══ Data rows

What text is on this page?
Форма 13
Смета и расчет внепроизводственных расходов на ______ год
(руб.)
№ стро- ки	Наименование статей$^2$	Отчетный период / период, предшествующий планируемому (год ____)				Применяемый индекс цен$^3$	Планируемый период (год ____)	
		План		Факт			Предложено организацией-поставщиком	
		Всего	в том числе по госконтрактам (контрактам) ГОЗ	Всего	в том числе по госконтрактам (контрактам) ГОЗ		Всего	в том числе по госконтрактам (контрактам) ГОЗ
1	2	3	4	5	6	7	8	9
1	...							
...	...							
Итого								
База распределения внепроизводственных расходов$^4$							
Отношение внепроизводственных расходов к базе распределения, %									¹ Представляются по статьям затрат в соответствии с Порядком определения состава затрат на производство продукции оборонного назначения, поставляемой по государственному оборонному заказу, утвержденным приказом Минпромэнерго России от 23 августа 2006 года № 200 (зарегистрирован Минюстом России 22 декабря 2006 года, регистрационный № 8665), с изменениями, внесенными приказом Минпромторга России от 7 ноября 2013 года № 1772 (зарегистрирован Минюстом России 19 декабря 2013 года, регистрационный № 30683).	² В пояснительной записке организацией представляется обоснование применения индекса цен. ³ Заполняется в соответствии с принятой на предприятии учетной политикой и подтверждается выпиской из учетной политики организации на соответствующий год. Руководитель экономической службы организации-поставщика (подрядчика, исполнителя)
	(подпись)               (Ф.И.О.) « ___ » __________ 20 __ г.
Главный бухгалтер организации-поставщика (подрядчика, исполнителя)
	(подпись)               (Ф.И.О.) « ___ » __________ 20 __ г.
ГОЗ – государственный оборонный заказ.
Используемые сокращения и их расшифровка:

════

(Written request): Extract each line from the entries above that contains the string "поставщика".

(Complete output):
Отношение внепроизводственных расходов к базе распределения, %									¹ Представляются по статьям затрат в соответствии с Порядком определения состава затрат на производство продукции оборонного назначения, поставляемой по государственному оборонному заказу, утвержденным приказом Минпромэнерго России от 23 августа 2006 года № 200 (зарегистрирован Минюстом России 22 декабря 2006 года, регистрационный № 8665), с изменениями, внесенными приказом Минпромторга России от 7 ноября 2013 года № 1772 (зарегистрирован Минюстом России 19 декабря 2013 года, регистрационный № 30683).	² В пояснительной записке организацией представляется обоснование применения индекса цен. ³ Заполняется в соответствии с принятой на предприятии учетной политикой и подтверждается выпиской из учетной политики организации на соответствующий год. Руководитель экономической службы организации-поставщика (подрядчика, исполнителя)
Главный бухгалтер организации-поставщика (подрядчика, исполнителя)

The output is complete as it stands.